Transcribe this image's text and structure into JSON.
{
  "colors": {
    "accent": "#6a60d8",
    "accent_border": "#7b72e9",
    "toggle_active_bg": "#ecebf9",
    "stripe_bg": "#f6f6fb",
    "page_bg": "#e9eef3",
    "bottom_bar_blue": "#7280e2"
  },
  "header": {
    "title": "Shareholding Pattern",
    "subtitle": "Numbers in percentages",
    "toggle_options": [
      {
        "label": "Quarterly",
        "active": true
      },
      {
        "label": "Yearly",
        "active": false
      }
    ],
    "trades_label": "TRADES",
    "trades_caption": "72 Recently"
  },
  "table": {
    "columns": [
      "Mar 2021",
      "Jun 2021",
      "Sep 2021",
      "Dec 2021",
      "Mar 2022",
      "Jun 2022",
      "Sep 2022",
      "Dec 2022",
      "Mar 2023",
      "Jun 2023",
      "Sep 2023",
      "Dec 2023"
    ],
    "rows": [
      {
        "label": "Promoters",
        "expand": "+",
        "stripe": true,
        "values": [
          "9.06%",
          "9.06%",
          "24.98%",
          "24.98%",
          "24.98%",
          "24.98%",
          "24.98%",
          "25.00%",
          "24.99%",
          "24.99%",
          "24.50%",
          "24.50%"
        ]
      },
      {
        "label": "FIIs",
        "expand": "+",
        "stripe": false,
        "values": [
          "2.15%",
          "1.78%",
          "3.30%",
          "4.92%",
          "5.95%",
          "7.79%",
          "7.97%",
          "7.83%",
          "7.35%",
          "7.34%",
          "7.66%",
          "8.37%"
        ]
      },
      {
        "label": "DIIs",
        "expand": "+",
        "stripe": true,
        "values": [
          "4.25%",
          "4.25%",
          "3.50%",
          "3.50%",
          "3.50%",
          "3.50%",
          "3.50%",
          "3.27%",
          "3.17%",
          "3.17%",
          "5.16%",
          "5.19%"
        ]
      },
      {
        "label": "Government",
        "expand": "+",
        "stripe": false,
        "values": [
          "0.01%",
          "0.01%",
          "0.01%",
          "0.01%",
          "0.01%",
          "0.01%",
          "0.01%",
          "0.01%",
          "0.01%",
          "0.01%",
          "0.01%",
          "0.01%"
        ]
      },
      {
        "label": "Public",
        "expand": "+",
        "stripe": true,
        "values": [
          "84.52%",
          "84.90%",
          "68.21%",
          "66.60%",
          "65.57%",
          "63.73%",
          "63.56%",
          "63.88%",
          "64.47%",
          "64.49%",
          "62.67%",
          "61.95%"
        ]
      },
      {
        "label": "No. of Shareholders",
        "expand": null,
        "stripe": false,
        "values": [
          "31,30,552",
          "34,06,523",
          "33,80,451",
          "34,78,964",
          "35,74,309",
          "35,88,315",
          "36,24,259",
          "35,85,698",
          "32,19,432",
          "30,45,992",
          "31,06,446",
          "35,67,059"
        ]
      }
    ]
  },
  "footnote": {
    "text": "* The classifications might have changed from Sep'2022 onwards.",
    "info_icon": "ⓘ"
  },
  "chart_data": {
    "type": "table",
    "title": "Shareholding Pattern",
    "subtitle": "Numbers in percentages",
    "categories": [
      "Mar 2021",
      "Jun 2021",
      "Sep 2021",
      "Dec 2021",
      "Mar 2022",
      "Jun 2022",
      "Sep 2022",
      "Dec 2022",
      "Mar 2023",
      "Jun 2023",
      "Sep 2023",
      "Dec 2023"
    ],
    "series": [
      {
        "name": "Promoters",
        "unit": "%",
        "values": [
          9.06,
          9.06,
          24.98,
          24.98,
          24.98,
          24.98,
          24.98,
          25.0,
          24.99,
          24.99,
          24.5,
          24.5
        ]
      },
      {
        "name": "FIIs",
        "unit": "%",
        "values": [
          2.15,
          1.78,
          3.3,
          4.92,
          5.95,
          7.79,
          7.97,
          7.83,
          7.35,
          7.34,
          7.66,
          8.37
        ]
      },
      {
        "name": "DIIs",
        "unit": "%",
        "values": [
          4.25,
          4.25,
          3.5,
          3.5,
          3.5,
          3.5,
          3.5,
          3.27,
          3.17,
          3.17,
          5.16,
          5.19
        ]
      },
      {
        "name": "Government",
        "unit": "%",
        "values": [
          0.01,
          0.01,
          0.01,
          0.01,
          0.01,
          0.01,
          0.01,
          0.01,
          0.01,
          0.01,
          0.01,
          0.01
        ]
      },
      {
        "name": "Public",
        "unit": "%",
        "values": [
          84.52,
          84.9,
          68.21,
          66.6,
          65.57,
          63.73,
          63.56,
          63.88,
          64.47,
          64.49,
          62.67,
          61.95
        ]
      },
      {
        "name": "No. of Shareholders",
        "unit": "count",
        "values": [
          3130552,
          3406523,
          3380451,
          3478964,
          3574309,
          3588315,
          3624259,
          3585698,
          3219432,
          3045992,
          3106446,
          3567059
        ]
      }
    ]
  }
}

Goal
Write out all of the records once more, exactly.

Written answer
Transcribe this image's text and structure into JSON.
{
  "colors": {
    "accent": "#6a60d8",
    "accent_border": "#7b72e9",
    "toggle_active_bg": "#ecebf9",
    "stripe_bg": "#f6f6fb",
    "page_bg": "#e9eef3",
    "bottom_bar_blue": "#7280e2"
  },
  "header": {
    "title": "Shareholding Pattern",
    "subtitle": "Numbers in percentages",
    "toggle_options": [
      {
        "label": "Quarterly",
        "active": true
      },
      {
        "label": "Yearly",
        "active": false
      }
    ],
    "trades_label": "TRADES",
    "trades_caption": "72 Recently"
  },
  "table": {
    "columns": [
      "Mar 2021",
      "Jun 2021",
      "Sep 2021",
      "Dec 2021",
      "Mar 2022",
      "Jun 2022",
      "Sep 2022",
      "Dec 2022",
      "Mar 2023",
      "Jun 2023",
      "Sep 2023",
      "Dec 2023"
    ],
    "rows": [
      {
        "label": "Promoters",
        "expand": "+",
        "stripe": true,
        "values": [
          "9.06%",
          "9.06%",
          "24.98%",
          "24.98%",
          "24.98%",
          "24.98%",
          "24.98%",
          "25.00%",
          "24.99%",
          "24.99%",
          "24.50%",
          "24.50%"
        ]
      },
      {
        "label": "FIIs",
        "expand": "+",
        "stripe": false,
        "values": [
          "2.15%",
          "1.78%",
          "3.30%",
          "4.92%",
          "5.95%",
          "7.79%",
          "7.97%",
          "7.83%",
          "7.35%",
          "7.34%",
          "7.66%",
          "8.37%"
        ]
      },
      {
        "label": "DIIs",
        "expand": "+",
        "stripe": true,
        "values": [
          "4.25%",
          "4.25%",
          "3.50%",
          "3.50%",
          "3.50%",
          "3.50%",
          "3.50%",
          "3.27%",
          "3.17%",
          "3.17%",
          "5.16%",
          "5.19%"
        ]
      },
      {
        "label": "Government",
        "expand": "+",
        "stripe": false,
        "values": [
          "0.01%",
          "0.01%",
          "0.01%",
          "0.01%",
          "0.01%",
          "0.01%",
          "0.01%",
          "0.01%",
          "0.01%",
          "0.01%",
          "0.01%",
          "0.01%"
        ]
      },
      {
        "label": "Public",
        "expand": "+",
        "stripe": true,
        "values": [
          "84.52%",
          "84.90%",
          "68.21%",
          "66.60%",
          "65.57%",
          "63.73%",
          "63.56%",
          "63.88%",
          "64.47%",
          "64.49%",
          "62.67%",
          "61.95%"
        ]
      },
      {
        "label": "No. of Shareholders",
        "expand": null,
        "stripe": false,
        "values": [
          "31,30,552",
          "34,06,523",
          "33,80,451",
          "34,78,964",
          "35,74,309",
          "35,88,315",
          "36,24,259",
          "35,85,698",
          "32,19,432",
          "30,45,992",
          "31,06,446",
          "35,67,059"
        ]
      }
    ]
  },
  "footnote": {
    "text": "* The classifications might have changed from Sep'2022 onwards.",
    "info_icon": "ⓘ"
  },
  "chart_data": {
    "type": "table",
    "title": "Shareholding Pattern",
    "subtitle": "Numbers in percentages",
    "categories": [
      "Mar 2021",
      "Jun 2021",
      "Sep 2021",
      "Dec 2021",
      "Mar 2022",
      "Jun 2022",
      "Sep 2022",
      "Dec 2022",
      "Mar 2023",
      "Jun 2023",
      "Sep 2023",
      "Dec 2023"
    ],
    "series": [
      {
        "name": "Promoters",
        "unit": "%",
        "values": [
          9.06,
          9.06,
          24.98,
          24.98,
          24.98,
          24.98,
          24.98,
          25.0,
          24.99,
          24.99,
          24.5,
          24.5
        ]
      },
      {
        "name": "FIIs",
        "unit": "%",
        "values": [
          2.15,
          1.78,
          3.3,
          4.92,
          5.95,
          7.79,
          7.97,
          7.83,
          7.35,
          7.34,
          7.66,
          8.37
        ]
      },
      {
        "name": "DIIs",
        "unit": "%",
        "values": [
          4.25,
          4.25,
          3.5,
          3.5,
          3.5,
          3.5,
          3.5,
          3.27,
          3.17,
          3.17,
          5.16,
          5.19
        ]
      },
      {
        "name": "Government",
        "unit": "%",
        "values": [
          0.01,
          0.01,
          0.01,
          0.01,
          0.01,
          0.01,
          0.01,
          0.01,
          0.01,
          0.01,
          0.01,
          0.01
        ]
      },
      {
        "name": "Public",
        "unit": "%",
        "values": [
          84.52,
          84.9,
          68.21,
          66.6,
          65.57,
          63.73,
          63.56,
          63.88,
          64.47,
          64.49,
          62.67,
          61.95
        ]
      },
      {
        "name": "No. of Shareholders",
        "unit": "count",
        "values": [
          3130552,
          3406523,
          3380451,
          3478964,
          3574309,
          3588315,
          3624259,
          3585698,
          3219432,
          3045992,
          3106446,
          3567059
        ]
      }
    ]
  }
}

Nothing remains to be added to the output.